[EXERCISE]
What follows is a set of records, each of which is to be written out exactly.

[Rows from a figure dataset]
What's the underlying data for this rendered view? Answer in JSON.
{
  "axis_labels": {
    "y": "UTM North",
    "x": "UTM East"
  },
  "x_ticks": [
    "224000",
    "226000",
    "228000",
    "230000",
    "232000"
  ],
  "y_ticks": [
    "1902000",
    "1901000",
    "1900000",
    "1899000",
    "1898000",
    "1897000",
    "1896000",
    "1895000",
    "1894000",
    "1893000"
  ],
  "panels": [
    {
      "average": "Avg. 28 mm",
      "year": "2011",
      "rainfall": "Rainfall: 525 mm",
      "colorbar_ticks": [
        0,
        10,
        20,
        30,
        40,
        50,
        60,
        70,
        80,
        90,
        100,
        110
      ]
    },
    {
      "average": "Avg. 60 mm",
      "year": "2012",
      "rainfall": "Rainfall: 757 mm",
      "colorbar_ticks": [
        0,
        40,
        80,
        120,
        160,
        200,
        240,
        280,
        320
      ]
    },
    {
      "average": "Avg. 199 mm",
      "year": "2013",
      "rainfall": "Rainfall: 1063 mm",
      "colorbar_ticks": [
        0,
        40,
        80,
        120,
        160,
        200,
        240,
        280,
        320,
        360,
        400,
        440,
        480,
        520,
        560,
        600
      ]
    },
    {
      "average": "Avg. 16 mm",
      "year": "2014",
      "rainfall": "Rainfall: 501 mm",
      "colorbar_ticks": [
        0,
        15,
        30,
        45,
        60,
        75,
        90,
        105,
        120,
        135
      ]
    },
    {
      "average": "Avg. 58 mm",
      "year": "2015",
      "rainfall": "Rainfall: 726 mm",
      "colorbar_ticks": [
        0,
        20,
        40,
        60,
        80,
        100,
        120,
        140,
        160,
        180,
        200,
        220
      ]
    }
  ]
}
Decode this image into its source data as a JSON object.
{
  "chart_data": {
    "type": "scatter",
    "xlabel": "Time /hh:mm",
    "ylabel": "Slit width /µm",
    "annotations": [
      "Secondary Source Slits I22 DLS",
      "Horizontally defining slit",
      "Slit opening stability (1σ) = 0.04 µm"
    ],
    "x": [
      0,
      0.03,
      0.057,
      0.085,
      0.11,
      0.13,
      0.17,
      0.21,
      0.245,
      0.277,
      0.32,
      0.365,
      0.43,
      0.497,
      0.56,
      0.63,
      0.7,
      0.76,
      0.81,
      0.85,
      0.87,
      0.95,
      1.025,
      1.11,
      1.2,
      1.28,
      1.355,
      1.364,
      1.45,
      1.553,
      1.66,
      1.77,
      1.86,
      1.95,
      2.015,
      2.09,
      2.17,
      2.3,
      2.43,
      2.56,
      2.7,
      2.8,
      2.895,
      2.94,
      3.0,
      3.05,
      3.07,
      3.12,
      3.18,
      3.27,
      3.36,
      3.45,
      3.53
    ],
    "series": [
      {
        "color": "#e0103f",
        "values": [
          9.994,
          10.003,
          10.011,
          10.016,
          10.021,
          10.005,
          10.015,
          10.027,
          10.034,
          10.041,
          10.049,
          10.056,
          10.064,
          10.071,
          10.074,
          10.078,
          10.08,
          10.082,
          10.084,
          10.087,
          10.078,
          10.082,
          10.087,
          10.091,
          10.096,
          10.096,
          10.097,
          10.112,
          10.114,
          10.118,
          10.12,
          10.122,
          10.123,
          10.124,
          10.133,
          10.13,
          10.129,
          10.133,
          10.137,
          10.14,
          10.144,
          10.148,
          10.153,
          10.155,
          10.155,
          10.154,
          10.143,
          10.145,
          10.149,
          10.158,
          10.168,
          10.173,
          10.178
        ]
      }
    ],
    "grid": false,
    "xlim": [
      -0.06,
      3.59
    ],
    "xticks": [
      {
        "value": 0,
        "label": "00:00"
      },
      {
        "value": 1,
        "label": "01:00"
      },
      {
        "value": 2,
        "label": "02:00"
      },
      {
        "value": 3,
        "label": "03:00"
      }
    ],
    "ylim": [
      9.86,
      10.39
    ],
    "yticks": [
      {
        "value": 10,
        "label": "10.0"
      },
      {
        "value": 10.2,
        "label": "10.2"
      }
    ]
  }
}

[OUTPUT FOR THIS EXERCISE]
What's the underlying data for this rendered view? Answer in JSON.
{
  "axis_labels": {
    "y": "UTM North",
    "x": "UTM East"
  },
  "x_ticks": [
    "224000",
    "226000",
    "228000",
    "230000",
    "232000"
  ],
  "y_ticks": [
    "1902000",
    "1901000",
    "1900000",
    "1899000",
    "1898000",
    "1897000",
    "1896000",
    "1895000",
    "1894000",
    "1893000"
  ],
  "panels": [
    {
      "average": "Avg. 28 mm",
      "year": "2011",
      "rainfall": "Rainfall: 525 mm",
      "colorbar_ticks": [
        0,
        10,
        20,
        30,
        40,
        50,
        60,
        70,
        80,
        90,
        100,
        110
      ]
    },
    {
      "average": "Avg. 60 mm",
      "year": "2012",
      "rainfall": "Rainfall: 757 mm",
      "colorbar_ticks": [
        0,
        40,
        80,
        120,
        160,
        200,
        240,
        280,
        320
      ]
    },
    {
      "average": "Avg. 199 mm",
      "year": "2013",
      "rainfall": "Rainfall: 1063 mm",
      "colorbar_ticks": [
        0,
        40,
        80,
        120,
        160,
        200,
        240,
        280,
        320,
        360,
        400,
        440,
        480,
        520,
        560,
        600
      ]
    },
    {
      "average": "Avg. 16 mm",
      "year": "2014",
      "rainfall": "Rainfall: 501 mm",
      "colorbar_ticks": [
        0,
        15,
        30,
        45,
        60,
        75,
        90,
        105,
        120,
        135
      ]
    },
    {
      "average": "Avg. 58 mm",
      "year": "2015",
      "rainfall": "Rainfall: 726 mm",
      "colorbar_ticks": [
        0,
        20,
        40,
        60,
        80,
        100,
        120,
        140,
        160,
        180,
        200,
        220
      ]
    }
  ]
}
Decode this image into its source data as a JSON object.
{
  "chart_data": {
    "type": "scatter",
    "xlabel": "Time /hh:mm",
    "ylabel": "Slit width /µm",
    "annotations": [
      "Secondary Source Slits I22 DLS",
      "Horizontally defining slit",
      "Slit opening stability (1σ) = 0.04 µm"
    ],
    "x": [
      0,
      0.03,
      0.057,
      0.085,
      0.11,
      0.13,
      0.17,
      0.21,
      0.245,
      0.277,
      0.32,
      0.365,
      0.43,
      0.497,
      0.56,
      0.63,
      0.7,
      0.76,
      0.81,
      0.85,
      0.87,
      0.95,
      1.025,
      1.11,
      1.2,
      1.28,
      1.355,
      1.364,
      1.45,
      1.553,
      1.66,
      1.77,
      1.86,
      1.95,
      2.015,
      2.09,
      2.17,
      2.3,
      2.43,
      2.56,
      2.7,
      2.8,
      2.895,
      2.94,
      3.0,
      3.05,
      3.07,
      3.12,
      3.18,
      3.27,
      3.36,
      3.45,
      3.53
    ],
    "series": [
      {
        "color": "#e0103f",
        "values": [
          9.994,
          10.003,
          10.011,
          10.016,
          10.021,
          10.005,
          10.015,
          10.027,
          10.034,
          10.041,
          10.049,
          10.056,
          10.064,
          10.071,
          10.074,
          10.078,
          10.08,
          10.082,
          10.084,
          10.087,
          10.078,
          10.082,
          10.087,
          10.091,
          10.096,
          10.096,
          10.097,
          10.112,
          10.114,
          10.118,
          10.12,
          10.122,
          10.123,
          10.124,
          10.133,
          10.13,
          10.129,
          10.133,
          10.137,
          10.14,
          10.144,
          10.148,
          10.153,
          10.155,
          10.155,
          10.154,
          10.143,
          10.145,
          10.149,
          10.158,
          10.168,
          10.173,
          10.178
        ]
      }
    ],
    "grid": false,
    "xlim": [
      -0.06,
      3.59
    ],
    "xticks": [
      {
        "value": 0,
        "label": "00:00"
      },
      {
        "value": 1,
        "label": "01:00"
      },
      {
        "value": 2,
        "label": "02:00"
      },
      {
        "value": 3,
        "label": "03:00"
      }
    ],
    "ylim": [
      9.86,
      10.39
    ],
    "yticks": [
      {
        "value": 10,
        "label": "10.0"
      },
      {
        "value": 10.2,
        "label": "10.2"
      }
    ]
  }
}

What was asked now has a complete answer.